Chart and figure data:
+ + +

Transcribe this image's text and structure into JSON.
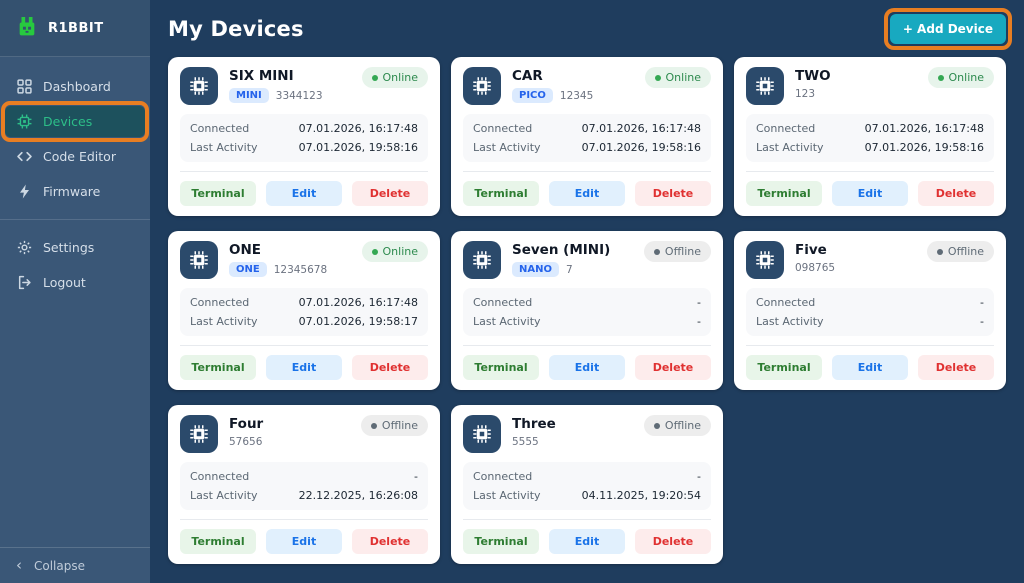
{
  "app": {
    "brand": "R1BBIT"
  },
  "sidebar": {
    "items": [
      {
        "label": "Dashboard",
        "icon": "dashboard-icon",
        "active": false,
        "annotated": false,
        "divider_after": false
      },
      {
        "label": "Devices",
        "icon": "chip-icon",
        "active": true,
        "annotated": true,
        "divider_after": false
      },
      {
        "label": "Code Editor",
        "icon": "code-icon",
        "active": false,
        "annotated": false,
        "divider_after": false
      },
      {
        "label": "Firmware",
        "icon": "bolt-icon",
        "active": false,
        "annotated": false,
        "divider_after": true
      },
      {
        "label": "Settings",
        "icon": "gear-icon",
        "active": false,
        "annotated": false,
        "divider_after": false
      },
      {
        "label": "Logout",
        "icon": "logout-icon",
        "active": false,
        "annotated": false,
        "divider_after": false
      }
    ],
    "collapse_chevron": "‹",
    "collapse_label": "Collapse"
  },
  "header": {
    "title": "My Devices",
    "add_button_label": "+ Add Device"
  },
  "labels": {
    "connected": "Connected",
    "last_activity": "Last Activity",
    "terminal": "Terminal",
    "edit": "Edit",
    "delete": "Delete"
  },
  "devices": [
    {
      "name": "SIX MINI",
      "badge": "MINI",
      "device_id": "3344123",
      "status": "Online",
      "online": true,
      "connected": "07.01.2026, 16:17:48",
      "last_activity": "07.01.2026, 19:58:16"
    },
    {
      "name": "CAR",
      "badge": "PICO",
      "device_id": "12345",
      "status": "Online",
      "online": true,
      "connected": "07.01.2026, 16:17:48",
      "last_activity": "07.01.2026, 19:58:16"
    },
    {
      "name": "TWO",
      "badge": "",
      "device_id": "123",
      "status": "Online",
      "online": true,
      "connected": "07.01.2026, 16:17:48",
      "last_activity": "07.01.2026, 19:58:16"
    },
    {
      "name": "ONE",
      "badge": "ONE",
      "device_id": "12345678",
      "status": "Online",
      "online": true,
      "connected": "07.01.2026, 16:17:48",
      "last_activity": "07.01.2026, 19:58:17"
    },
    {
      "name": "Seven (MINI)",
      "badge": "NANO",
      "device_id": "7",
      "status": "Offline",
      "online": false,
      "connected": "-",
      "last_activity": "-"
    },
    {
      "name": "Five",
      "badge": "",
      "device_id": "098765",
      "status": "Offline",
      "online": false,
      "connected": "-",
      "last_activity": "-"
    },
    {
      "name": "Four",
      "badge": "",
      "device_id": "57656",
      "status": "Offline",
      "online": false,
      "connected": "-",
      "last_activity": "22.12.2025, 16:26:08"
    },
    {
      "name": "Three",
      "badge": "",
      "device_id": "5555",
      "status": "Offline",
      "online": false,
      "connected": "-",
      "last_activity": "04.11.2025, 19:20:54"
    }
  ],
  "colors": {
    "sidebar_bg": "#3a5777",
    "sidebar_top_bg": "#34516f",
    "main_bg": "#1f3d5e",
    "annotation_orange": "#e87e22",
    "brand_green": "#27c93f",
    "active_item_bg": "#1d515d",
    "active_item_text": "#2dbe88",
    "add_button_bg": "#18a9c0",
    "card_bg": "#ffffff",
    "avatar_bg": "#2b4a6b",
    "badge_bg": "#dbeafe",
    "badge_text": "#2563eb",
    "online_bg": "#e7f4eb",
    "online_text": "#2d8a4e",
    "offline_bg": "#ededed",
    "offline_text": "#5f6b76",
    "terminal_bg": "#e8f5e9",
    "terminal_text": "#2e7d32",
    "edit_bg": "#e1f0fd",
    "edit_text": "#1a73e8",
    "delete_bg": "#fdecec",
    "delete_text": "#e03131"
  }
}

+ + +

- _WHAT TO DO_
Skip every picture and transcribe the data above exactly.

- _TASK OUTPUT_
Transcribe this image's text and structure into JSON.
{
  "app": {
    "brand": "R1BBIT"
  },
  "sidebar": {
    "items": [
      {
        "label": "Dashboard",
        "icon": "dashboard-icon",
        "active": false,
        "annotated": false,
        "divider_after": false
      },
      {
        "label": "Devices",
        "icon": "chip-icon",
        "active": true,
        "annotated": true,
        "divider_after": false
      },
      {
        "label": "Code Editor",
        "icon": "code-icon",
        "active": false,
        "annotated": false,
        "divider_after": false
      },
      {
        "label": "Firmware",
        "icon": "bolt-icon",
        "active": false,
        "annotated": false,
        "divider_after": true
      },
      {
        "label": "Settings",
        "icon": "gear-icon",
        "active": false,
        "annotated": false,
        "divider_after": false
      },
      {
        "label": "Logout",
        "icon": "logout-icon",
        "active": false,
        "annotated": false,
        "divider_after": false
      }
    ],
    "collapse_chevron": "‹",
    "collapse_label": "Collapse"
  },
  "header": {
    "title": "My Devices",
    "add_button_label": "+ Add Device"
  },
  "labels": {
    "connected": "Connected",
    "last_activity": "Last Activity",
    "terminal": "Terminal",
    "edit": "Edit",
    "delete": "Delete"
  },
  "devices": [
    {
      "name": "SIX MINI",
      "badge": "MINI",
      "device_id": "3344123",
      "status": "Online",
      "online": true,
      "connected": "07.01.2026, 16:17:48",
      "last_activity": "07.01.2026, 19:58:16"
    },
    {
      "name": "CAR",
      "badge": "PICO",
      "device_id": "12345",
      "status": "Online",
      "online": true,
      "connected": "07.01.2026, 16:17:48",
      "last_activity": "07.01.2026, 19:58:16"
    },
    {
      "name": "TWO",
      "badge": "",
      "device_id": "123",
      "status": "Online",
      "online": true,
      "connected": "07.01.2026, 16:17:48",
      "last_activity": "07.01.2026, 19:58:16"
    },
    {
      "name": "ONE",
      "badge": "ONE",
      "device_id": "12345678",
      "status": "Online",
      "online": true,
      "connected": "07.01.2026, 16:17:48",
      "last_activity": "07.01.2026, 19:58:17"
    },
    {
      "name": "Seven (MINI)",
      "badge": "NANO",
      "device_id": "7",
      "status": "Offline",
      "online": false,
      "connected": "-",
      "last_activity": "-"
    },
    {
      "name": "Five",
      "badge": "",
      "device_id": "098765",
      "status": "Offline",
      "online": false,
      "connected": "-",
      "last_activity": "-"
    },
    {
      "name": "Four",
      "badge": "",
      "device_id": "57656",
      "status": "Offline",
      "online": false,
      "connected": "-",
      "last_activity": "22.12.2025, 16:26:08"
    },
    {
      "name": "Three",
      "badge": "",
      "device_id": "5555",
      "status": "Offline",
      "online": false,
      "connected": "-",
      "last_activity": "04.11.2025, 19:20:54"
    }
  ],
  "colors": {
    "sidebar_bg": "#3a5777",
    "sidebar_top_bg": "#34516f",
    "main_bg": "#1f3d5e",
    "annotation_orange": "#e87e22",
    "brand_green": "#27c93f",
    "active_item_bg": "#1d515d",
    "active_item_text": "#2dbe88",
    "add_button_bg": "#18a9c0",
    "card_bg": "#ffffff",
    "avatar_bg": "#2b4a6b",
    "badge_bg": "#dbeafe",
    "badge_text": "#2563eb",
    "online_bg": "#e7f4eb",
    "online_text": "#2d8a4e",
    "offline_bg": "#ededed",
    "offline_text": "#5f6b76",
    "terminal_bg": "#e8f5e9",
    "terminal_text": "#2e7d32",
    "edit_bg": "#e1f0fd",
    "edit_text": "#1a73e8",
    "delete_bg": "#fdecec",
    "delete_text": "#e03131"
  }
}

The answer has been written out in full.